Start Available records

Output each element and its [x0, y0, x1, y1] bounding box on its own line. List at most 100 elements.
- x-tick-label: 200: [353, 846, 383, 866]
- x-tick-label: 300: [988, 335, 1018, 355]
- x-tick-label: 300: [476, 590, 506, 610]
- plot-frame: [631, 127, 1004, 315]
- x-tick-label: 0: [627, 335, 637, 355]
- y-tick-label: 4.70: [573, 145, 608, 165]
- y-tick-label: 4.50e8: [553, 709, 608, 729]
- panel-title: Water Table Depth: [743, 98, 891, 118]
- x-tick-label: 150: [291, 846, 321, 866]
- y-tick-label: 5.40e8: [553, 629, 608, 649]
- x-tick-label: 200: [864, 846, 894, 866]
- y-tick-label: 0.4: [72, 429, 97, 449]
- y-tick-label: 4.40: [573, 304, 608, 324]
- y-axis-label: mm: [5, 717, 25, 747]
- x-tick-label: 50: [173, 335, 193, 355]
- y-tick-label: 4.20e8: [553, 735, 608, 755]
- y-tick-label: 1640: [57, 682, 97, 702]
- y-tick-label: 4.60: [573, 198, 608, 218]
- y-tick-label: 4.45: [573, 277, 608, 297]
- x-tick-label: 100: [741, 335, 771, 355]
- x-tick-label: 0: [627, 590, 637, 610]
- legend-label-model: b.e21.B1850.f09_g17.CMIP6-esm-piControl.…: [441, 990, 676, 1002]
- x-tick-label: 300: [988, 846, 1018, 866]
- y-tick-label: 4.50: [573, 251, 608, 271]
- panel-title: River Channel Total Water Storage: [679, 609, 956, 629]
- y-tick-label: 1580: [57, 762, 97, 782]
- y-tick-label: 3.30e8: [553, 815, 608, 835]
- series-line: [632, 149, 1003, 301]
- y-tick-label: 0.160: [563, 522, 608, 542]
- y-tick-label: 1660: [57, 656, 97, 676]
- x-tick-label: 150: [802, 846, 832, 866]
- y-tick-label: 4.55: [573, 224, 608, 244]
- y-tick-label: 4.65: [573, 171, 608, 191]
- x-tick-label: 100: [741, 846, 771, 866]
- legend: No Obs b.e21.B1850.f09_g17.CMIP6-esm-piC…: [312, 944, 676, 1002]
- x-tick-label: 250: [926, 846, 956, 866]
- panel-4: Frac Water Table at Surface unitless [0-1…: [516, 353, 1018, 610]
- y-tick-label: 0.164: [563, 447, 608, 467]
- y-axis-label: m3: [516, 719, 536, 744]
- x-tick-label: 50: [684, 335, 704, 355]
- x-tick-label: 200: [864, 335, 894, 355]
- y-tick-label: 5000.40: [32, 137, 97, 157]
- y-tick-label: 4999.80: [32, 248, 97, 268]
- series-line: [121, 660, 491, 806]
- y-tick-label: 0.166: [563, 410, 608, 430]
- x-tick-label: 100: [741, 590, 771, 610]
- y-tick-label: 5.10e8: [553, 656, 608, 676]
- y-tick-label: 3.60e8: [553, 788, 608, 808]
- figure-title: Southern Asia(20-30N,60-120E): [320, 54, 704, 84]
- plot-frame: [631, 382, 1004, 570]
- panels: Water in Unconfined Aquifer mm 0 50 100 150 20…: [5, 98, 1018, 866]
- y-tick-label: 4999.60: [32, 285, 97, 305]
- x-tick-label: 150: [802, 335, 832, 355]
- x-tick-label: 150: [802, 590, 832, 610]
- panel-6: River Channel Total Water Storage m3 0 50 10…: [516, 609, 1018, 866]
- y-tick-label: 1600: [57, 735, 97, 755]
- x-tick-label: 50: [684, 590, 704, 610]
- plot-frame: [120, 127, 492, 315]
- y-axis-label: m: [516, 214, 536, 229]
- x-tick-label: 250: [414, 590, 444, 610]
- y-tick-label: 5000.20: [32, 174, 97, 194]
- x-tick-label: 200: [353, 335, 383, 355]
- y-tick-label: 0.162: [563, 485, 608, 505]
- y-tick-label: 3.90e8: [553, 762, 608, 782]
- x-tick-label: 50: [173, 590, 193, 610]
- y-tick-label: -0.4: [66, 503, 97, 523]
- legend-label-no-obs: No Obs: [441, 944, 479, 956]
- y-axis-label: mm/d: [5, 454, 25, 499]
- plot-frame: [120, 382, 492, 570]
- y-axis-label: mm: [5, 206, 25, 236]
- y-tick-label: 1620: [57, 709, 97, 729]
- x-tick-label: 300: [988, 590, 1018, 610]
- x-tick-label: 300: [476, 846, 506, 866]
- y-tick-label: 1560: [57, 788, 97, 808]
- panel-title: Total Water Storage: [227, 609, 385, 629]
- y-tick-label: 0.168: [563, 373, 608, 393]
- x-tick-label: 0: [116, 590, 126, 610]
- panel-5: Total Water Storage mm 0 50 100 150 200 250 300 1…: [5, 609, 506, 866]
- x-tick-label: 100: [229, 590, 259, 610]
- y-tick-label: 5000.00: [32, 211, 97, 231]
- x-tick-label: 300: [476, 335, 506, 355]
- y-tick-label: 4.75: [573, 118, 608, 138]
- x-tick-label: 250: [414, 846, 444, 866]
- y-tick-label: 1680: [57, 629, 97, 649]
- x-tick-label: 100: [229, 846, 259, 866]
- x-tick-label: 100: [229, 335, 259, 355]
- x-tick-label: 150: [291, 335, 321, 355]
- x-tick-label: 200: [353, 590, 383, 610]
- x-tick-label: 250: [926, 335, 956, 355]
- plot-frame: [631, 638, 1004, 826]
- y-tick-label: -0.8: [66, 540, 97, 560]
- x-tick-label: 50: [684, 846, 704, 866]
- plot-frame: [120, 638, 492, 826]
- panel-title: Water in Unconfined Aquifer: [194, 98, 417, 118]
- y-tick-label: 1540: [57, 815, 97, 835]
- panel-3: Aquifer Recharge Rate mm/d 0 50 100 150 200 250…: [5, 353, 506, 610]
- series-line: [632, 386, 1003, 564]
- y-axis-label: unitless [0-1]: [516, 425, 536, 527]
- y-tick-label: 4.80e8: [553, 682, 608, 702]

End Available records

What is being asked => Can you gather every line of the items above that contains the word "Total"? Case counts.

Full output =>
- panel-title: River Channel Total Water Storage: [679, 609, 956, 629]
- panel-6: River Channel Total Water Storage m3 0 50 10…: [516, 609, 1018, 866]
- panel-title: Total Water Storage: [227, 609, 385, 629]
- panel-5: Total Water Storage mm 0 50 100 150 200 250 300 1…: [5, 609, 506, 866]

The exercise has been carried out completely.